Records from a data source
___

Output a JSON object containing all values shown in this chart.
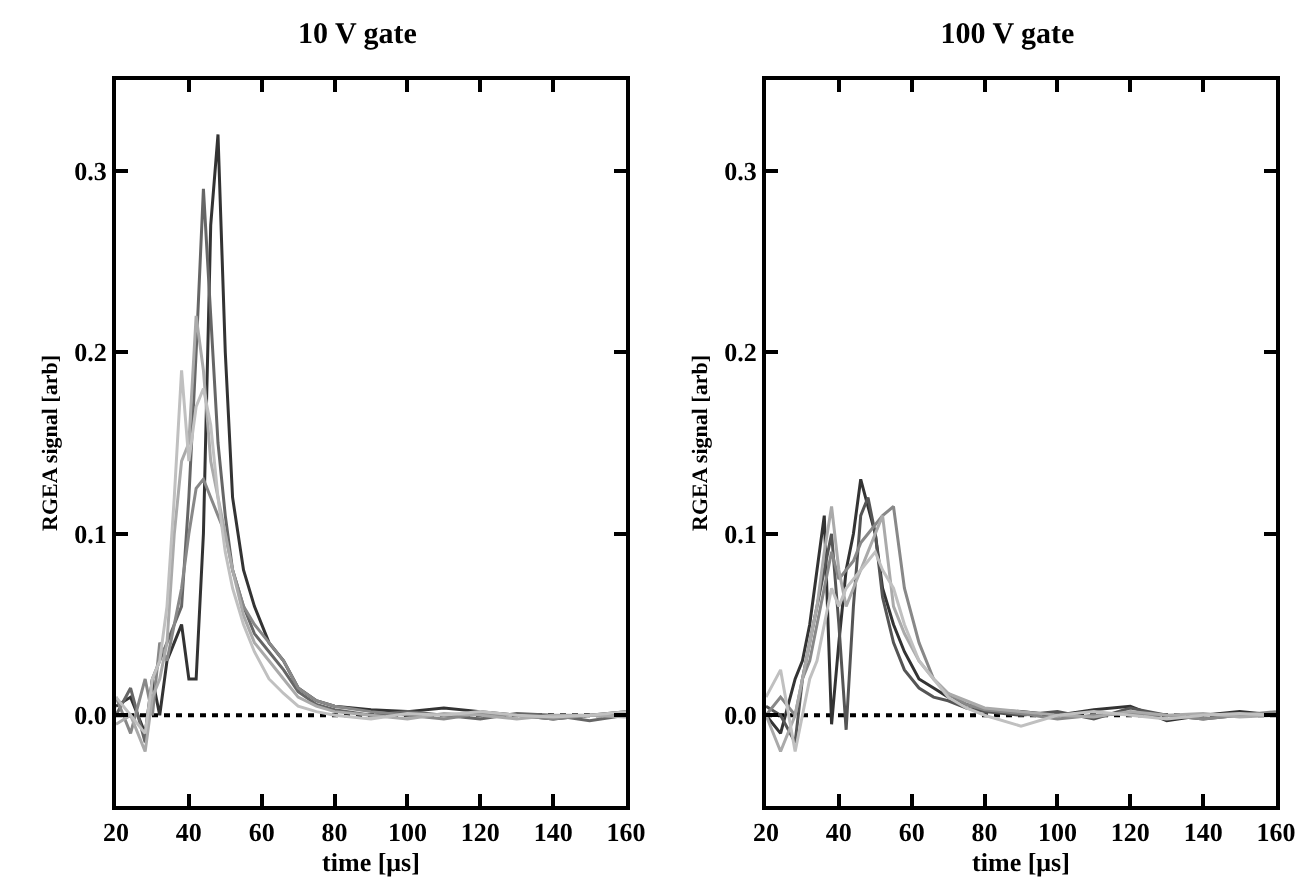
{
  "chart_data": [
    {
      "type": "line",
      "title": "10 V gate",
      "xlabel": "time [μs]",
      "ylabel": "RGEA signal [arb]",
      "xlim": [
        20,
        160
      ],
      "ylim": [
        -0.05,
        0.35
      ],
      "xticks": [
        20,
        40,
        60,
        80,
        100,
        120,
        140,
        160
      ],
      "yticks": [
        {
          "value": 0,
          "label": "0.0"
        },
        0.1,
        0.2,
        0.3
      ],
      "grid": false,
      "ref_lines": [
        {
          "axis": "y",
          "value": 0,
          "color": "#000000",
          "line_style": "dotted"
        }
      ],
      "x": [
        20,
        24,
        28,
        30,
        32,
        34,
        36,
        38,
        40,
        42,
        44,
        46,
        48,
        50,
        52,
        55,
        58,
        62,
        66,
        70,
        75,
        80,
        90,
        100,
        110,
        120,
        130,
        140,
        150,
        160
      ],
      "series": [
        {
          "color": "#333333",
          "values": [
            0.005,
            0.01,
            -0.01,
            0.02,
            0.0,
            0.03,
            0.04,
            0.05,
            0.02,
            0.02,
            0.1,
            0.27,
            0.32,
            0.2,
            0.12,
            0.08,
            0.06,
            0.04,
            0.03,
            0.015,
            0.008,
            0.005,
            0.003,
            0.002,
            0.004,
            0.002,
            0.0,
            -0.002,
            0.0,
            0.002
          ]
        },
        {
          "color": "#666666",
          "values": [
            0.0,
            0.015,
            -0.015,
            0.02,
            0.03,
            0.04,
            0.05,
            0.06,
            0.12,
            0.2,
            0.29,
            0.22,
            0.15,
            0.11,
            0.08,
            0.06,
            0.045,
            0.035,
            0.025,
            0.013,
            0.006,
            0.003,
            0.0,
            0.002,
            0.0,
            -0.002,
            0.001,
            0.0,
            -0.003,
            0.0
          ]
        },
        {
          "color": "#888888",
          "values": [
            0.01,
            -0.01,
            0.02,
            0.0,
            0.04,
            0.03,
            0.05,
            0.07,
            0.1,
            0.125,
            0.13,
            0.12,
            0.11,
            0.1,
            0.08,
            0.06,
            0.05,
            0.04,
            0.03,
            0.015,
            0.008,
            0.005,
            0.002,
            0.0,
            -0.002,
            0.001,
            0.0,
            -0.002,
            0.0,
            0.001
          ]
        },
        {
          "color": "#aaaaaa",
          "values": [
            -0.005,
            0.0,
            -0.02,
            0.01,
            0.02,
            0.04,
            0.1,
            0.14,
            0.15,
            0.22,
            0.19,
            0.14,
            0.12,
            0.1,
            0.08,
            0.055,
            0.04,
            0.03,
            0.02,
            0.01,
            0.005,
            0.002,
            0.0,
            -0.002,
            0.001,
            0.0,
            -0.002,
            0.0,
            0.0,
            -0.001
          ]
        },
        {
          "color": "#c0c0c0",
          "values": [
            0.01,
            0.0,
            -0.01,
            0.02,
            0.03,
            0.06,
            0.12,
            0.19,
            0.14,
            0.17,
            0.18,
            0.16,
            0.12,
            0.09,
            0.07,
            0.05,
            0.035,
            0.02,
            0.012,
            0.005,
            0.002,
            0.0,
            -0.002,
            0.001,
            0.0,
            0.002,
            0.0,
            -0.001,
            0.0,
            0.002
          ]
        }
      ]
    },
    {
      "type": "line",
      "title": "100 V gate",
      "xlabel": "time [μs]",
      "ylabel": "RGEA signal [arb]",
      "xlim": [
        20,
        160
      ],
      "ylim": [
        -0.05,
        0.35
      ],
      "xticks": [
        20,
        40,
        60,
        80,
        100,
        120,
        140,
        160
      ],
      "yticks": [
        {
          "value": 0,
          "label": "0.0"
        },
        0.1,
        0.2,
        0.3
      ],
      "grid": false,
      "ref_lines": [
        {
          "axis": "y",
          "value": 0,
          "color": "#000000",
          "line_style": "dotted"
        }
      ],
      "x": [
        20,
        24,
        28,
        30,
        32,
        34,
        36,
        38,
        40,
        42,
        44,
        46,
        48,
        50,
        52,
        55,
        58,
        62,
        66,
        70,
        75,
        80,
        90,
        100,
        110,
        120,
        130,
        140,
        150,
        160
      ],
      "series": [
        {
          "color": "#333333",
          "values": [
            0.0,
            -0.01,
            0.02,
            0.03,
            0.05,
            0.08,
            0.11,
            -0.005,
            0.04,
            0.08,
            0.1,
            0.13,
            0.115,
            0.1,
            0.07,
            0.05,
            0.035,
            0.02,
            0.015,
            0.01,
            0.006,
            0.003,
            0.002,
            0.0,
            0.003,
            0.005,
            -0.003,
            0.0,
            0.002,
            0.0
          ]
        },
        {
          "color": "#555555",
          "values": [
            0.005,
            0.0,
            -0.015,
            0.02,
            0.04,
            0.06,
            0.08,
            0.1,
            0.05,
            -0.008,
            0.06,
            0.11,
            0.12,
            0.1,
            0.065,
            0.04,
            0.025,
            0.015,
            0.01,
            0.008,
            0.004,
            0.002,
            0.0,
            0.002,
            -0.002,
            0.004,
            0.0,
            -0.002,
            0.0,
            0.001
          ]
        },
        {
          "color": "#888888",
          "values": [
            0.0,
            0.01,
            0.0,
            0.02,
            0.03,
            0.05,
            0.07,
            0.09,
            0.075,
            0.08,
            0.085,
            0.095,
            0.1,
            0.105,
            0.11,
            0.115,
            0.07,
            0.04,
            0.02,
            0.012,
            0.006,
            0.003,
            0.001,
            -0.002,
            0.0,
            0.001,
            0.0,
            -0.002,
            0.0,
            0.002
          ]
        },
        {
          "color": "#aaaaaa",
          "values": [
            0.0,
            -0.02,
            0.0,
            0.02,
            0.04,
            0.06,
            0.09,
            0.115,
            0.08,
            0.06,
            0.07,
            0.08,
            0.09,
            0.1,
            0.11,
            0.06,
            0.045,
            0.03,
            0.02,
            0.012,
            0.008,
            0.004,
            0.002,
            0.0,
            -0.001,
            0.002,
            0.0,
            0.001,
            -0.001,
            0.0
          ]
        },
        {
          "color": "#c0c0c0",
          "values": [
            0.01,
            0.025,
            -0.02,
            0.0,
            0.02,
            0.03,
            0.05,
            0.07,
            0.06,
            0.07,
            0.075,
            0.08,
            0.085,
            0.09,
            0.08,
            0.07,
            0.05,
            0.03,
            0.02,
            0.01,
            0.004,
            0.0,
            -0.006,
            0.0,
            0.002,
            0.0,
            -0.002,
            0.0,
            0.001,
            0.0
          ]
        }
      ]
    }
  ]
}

___

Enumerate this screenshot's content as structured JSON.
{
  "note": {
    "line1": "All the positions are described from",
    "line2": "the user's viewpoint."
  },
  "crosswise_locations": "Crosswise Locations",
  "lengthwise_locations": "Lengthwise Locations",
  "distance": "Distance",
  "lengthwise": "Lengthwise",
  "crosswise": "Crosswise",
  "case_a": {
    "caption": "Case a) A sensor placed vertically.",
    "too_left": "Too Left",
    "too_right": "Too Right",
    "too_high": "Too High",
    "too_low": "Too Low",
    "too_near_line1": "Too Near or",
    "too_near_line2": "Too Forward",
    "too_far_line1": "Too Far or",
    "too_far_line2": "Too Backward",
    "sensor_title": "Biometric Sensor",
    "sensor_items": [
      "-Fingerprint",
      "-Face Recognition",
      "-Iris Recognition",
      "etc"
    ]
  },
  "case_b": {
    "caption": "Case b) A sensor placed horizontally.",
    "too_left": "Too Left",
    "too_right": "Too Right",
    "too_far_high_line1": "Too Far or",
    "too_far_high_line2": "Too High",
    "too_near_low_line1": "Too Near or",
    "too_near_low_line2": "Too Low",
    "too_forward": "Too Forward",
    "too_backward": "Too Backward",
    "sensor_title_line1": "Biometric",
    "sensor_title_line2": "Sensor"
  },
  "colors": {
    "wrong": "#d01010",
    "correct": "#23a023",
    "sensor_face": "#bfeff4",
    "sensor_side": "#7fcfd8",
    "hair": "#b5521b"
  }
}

___

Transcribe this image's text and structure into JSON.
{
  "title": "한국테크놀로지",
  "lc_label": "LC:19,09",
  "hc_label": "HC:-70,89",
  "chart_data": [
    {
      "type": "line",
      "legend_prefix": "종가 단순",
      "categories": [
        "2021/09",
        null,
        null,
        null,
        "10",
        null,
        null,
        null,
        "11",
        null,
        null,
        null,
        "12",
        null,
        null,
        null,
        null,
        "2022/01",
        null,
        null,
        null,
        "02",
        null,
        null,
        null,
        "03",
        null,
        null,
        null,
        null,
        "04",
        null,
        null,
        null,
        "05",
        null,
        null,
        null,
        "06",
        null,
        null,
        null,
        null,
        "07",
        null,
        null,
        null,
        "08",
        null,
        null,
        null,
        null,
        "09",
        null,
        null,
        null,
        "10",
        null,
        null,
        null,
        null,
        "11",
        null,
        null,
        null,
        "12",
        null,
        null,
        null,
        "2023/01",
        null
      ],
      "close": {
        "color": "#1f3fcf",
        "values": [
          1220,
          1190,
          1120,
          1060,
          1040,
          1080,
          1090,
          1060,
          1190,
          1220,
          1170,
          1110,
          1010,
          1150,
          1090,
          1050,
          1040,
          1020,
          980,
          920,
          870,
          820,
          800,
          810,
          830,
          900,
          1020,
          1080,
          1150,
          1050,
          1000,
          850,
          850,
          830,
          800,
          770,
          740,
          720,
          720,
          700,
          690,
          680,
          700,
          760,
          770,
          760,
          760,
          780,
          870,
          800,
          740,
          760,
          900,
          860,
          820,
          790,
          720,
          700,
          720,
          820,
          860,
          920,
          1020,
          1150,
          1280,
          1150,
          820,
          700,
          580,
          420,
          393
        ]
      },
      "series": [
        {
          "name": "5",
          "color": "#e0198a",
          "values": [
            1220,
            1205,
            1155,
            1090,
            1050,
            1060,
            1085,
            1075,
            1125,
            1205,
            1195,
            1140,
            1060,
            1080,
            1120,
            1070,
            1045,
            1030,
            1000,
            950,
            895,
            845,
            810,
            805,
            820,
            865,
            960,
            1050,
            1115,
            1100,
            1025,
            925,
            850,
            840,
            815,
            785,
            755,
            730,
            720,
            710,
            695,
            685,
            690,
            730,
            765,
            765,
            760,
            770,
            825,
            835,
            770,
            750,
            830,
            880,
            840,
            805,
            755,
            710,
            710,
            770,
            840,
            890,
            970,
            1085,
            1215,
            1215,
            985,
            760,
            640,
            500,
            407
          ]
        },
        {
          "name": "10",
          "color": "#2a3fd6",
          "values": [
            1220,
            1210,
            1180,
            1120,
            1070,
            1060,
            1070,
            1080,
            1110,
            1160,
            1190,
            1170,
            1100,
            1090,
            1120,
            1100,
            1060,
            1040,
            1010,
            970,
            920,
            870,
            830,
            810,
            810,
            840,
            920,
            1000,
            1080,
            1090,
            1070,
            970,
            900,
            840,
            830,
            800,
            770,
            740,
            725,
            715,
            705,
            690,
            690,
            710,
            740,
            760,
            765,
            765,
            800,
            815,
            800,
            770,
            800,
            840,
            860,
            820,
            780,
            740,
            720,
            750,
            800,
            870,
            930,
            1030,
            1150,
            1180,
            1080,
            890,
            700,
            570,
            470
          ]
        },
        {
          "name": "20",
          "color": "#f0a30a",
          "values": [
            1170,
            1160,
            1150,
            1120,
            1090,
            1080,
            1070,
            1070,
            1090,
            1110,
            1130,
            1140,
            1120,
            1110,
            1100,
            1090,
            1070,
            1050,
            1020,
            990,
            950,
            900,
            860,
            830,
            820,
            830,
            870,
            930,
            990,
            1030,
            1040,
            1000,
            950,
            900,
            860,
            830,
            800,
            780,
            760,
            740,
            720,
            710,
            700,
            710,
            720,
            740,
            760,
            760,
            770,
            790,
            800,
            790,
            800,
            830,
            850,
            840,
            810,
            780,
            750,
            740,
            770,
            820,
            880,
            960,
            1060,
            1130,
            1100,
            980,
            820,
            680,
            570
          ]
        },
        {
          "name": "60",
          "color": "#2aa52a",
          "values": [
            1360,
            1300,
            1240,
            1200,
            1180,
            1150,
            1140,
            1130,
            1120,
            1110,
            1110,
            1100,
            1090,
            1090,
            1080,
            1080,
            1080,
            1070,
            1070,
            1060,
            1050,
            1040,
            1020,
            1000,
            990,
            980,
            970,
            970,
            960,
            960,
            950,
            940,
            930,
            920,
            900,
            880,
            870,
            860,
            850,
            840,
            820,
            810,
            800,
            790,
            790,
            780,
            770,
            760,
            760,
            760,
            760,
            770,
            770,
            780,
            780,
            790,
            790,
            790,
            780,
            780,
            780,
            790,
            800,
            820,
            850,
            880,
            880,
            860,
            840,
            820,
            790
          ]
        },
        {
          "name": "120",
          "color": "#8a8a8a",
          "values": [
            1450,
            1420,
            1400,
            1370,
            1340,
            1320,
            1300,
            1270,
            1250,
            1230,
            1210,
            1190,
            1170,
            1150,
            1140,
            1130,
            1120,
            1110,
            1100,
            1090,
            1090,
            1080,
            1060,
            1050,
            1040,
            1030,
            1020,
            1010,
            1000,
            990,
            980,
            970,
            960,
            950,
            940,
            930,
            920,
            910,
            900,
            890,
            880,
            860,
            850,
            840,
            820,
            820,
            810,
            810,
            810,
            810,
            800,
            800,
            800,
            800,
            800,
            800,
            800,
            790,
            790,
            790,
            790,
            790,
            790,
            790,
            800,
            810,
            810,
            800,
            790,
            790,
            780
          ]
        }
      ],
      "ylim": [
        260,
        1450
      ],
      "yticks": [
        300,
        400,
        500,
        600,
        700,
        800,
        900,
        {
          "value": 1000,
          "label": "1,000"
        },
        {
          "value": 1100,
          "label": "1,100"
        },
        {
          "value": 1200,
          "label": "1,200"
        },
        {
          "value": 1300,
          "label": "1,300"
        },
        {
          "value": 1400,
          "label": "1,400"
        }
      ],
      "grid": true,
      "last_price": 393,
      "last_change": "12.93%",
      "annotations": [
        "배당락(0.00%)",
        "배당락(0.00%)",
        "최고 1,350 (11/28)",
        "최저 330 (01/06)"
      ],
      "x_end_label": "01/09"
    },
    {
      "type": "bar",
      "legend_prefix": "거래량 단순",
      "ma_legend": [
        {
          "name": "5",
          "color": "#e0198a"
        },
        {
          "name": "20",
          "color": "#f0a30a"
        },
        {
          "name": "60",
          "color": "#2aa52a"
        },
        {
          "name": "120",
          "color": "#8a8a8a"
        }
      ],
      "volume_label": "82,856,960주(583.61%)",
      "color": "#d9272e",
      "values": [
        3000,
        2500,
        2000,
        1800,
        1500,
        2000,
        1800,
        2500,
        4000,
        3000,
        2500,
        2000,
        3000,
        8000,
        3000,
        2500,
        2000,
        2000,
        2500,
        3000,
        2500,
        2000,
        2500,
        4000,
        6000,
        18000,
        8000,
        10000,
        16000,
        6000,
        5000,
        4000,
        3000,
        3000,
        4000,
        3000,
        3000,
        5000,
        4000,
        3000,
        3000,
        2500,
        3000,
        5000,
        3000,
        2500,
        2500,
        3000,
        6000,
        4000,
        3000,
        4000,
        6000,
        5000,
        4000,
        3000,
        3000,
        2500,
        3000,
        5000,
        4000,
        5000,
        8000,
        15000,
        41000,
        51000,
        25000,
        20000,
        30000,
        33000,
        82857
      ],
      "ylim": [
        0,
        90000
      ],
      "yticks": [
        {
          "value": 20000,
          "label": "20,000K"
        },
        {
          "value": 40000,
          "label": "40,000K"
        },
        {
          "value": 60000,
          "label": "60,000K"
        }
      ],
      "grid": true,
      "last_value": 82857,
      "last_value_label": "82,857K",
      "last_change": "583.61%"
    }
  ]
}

___

_Exercise details_.
Collect the lines that hold "Recognition".

_Solution to this problem_.
      "-Face Recognition",
      "-Iris Recognition",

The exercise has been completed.